--- Begin ---

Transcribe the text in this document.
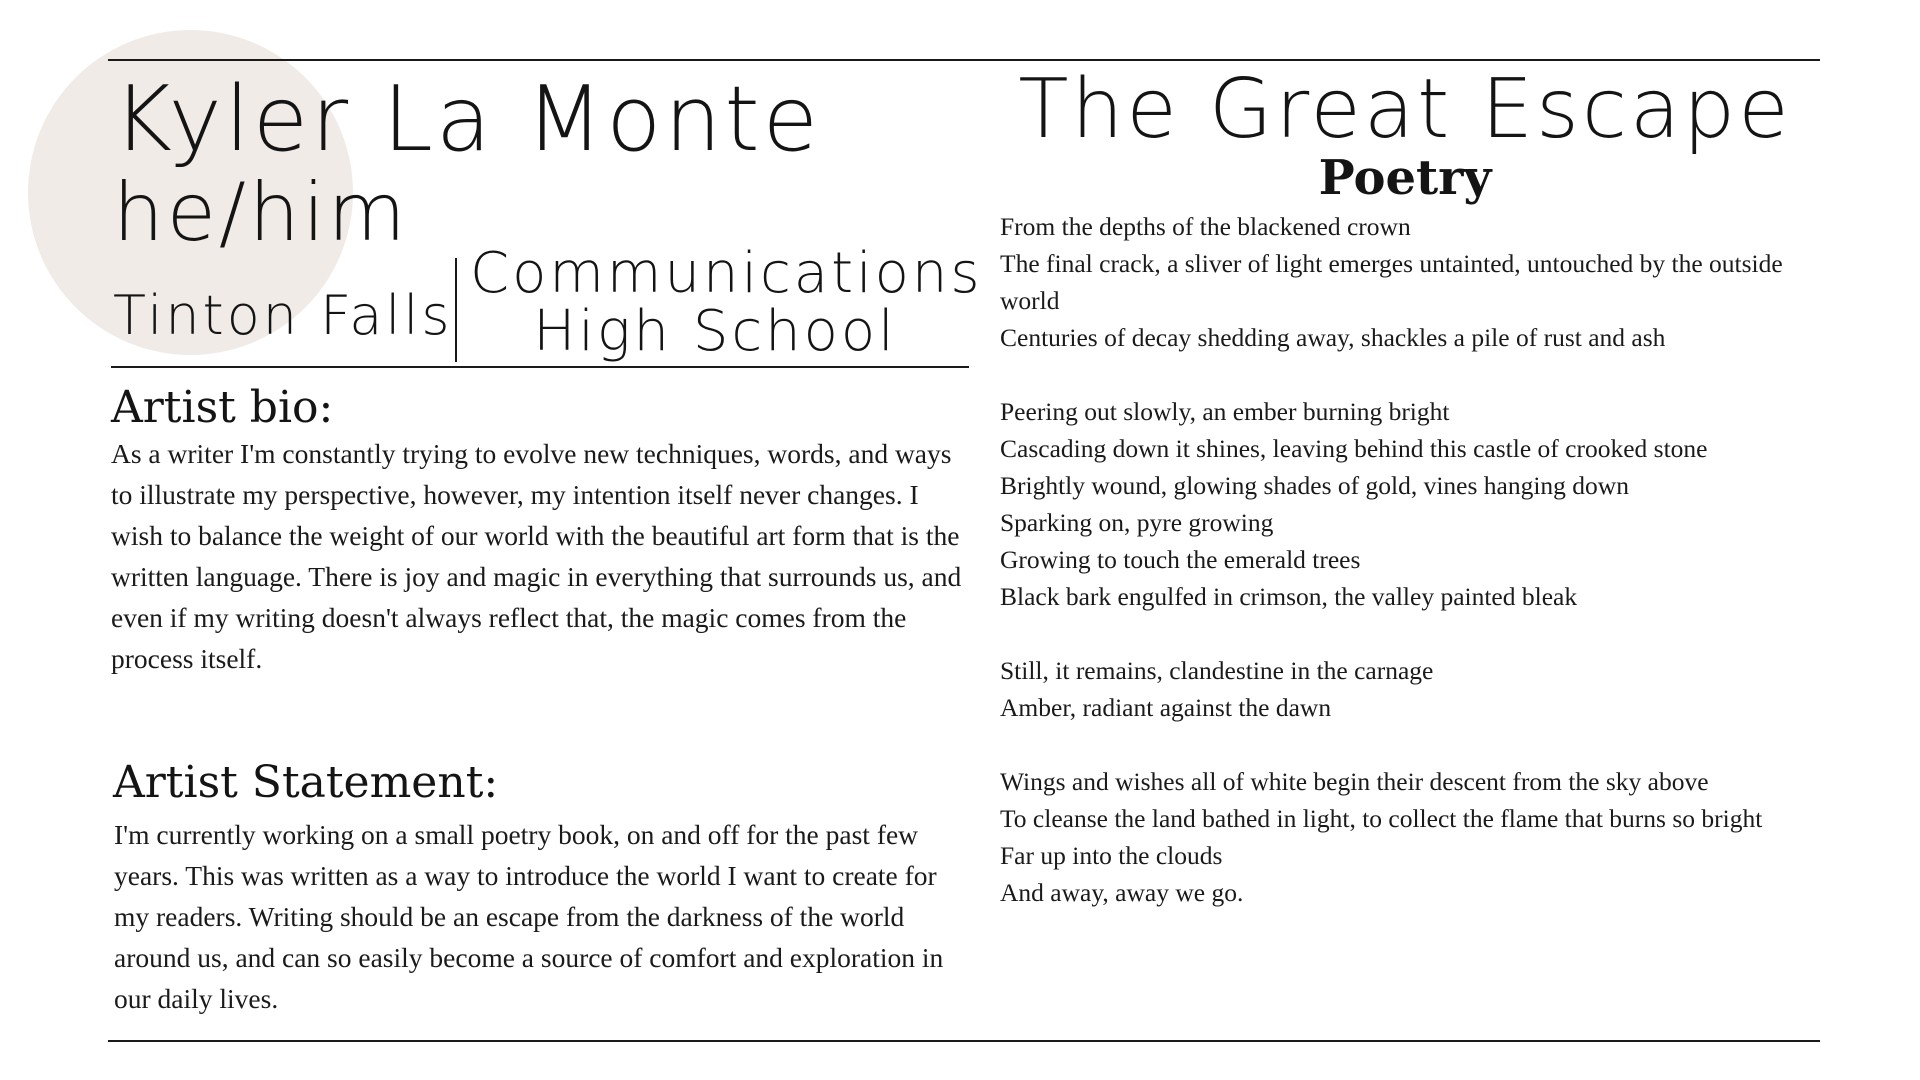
Kyler La Monte
he/him
Tinton Falls
Communications High School
Artist bio:

As a writer I'm constantly trying to evolve new techniques, words, and ways to illustrate my perspective, however, my intention itself never changes. I wish to balance the weight of our world with the beautiful art form that is the written language. There is joy and magic in everything that surrounds us, and even if my writing doesn't always reflect that, the magic comes from the process itself.

Artist Statement:

I'm currently working on a small poetry book, on and off for the past few years. This was written as a way to introduce the world I want to create for my readers. Writing should be an escape from the darkness of the world around us, and can so easily become a source of comfort and exploration in our daily lives.

The Great Escape
Poetry
From the depths of the blackened crown
The final crack, a sliver of light emerges untainted, untouched by the outside world
Centuries of decay shedding away, shackles a pile of rust and ash
Peering out slowly, an ember burning bright
Cascading down it shines, leaving behind this castle of crooked stone
Brightly wound, glowing shades of gold, vines hanging down
Sparking on, pyre growing
Growing to touch the emerald trees
Black bark engulfed in crimson, the valley painted bleak
Still, it remains, clandestine in the carnage
Amber, radiant against the dawn
Wings and wishes all of white begin their descent from the sky above
To cleanse the land bathed in light, to collect the flame that burns so bright
Far up into the clouds
And away, away we go.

--- End ---

WHAT THE EXERCISE ASKS: Reproduce the records above exactly, leaving out every picture they contain.

RESPONSE TO THE EXERCISE:
Transcribe the text in this document.
Kyler La Monte
he/him
Tinton Falls
Communications High School
Artist bio:

As a writer I'm constantly trying to evolve new techniques, words, and ways to illustrate my perspective, however, my intention itself never changes. I wish to balance the weight of our world with the beautiful art form that is the written language. There is joy and magic in everything that surrounds us, and even if my writing doesn't always reflect that, the magic comes from the process itself.

Artist Statement:

I'm currently working on a small poetry book, on and off for the past few years. This was written as a way to introduce the world I want to create for my readers. Writing should be an escape from the darkness of the world around us, and can so easily become a source of comfort and exploration in our daily lives.

The Great Escape
Poetry
From the depths of the blackened crown
The final crack, a sliver of light emerges untainted, untouched by the outside world
Centuries of decay shedding away, shackles a pile of rust and ash
Peering out slowly, an ember burning bright
Cascading down it shines, leaving behind this castle of crooked stone
Brightly wound, glowing shades of gold, vines hanging down
Sparking on, pyre growing
Growing to touch the emerald trees
Black bark engulfed in crimson, the valley painted bleak
Still, it remains, clandestine in the carnage
Amber, radiant against the dawn
Wings and wishes all of white begin their descent from the sky above
To cleanse the land bathed in light, to collect the flame that burns so bright
Far up into the clouds
And away, away we go.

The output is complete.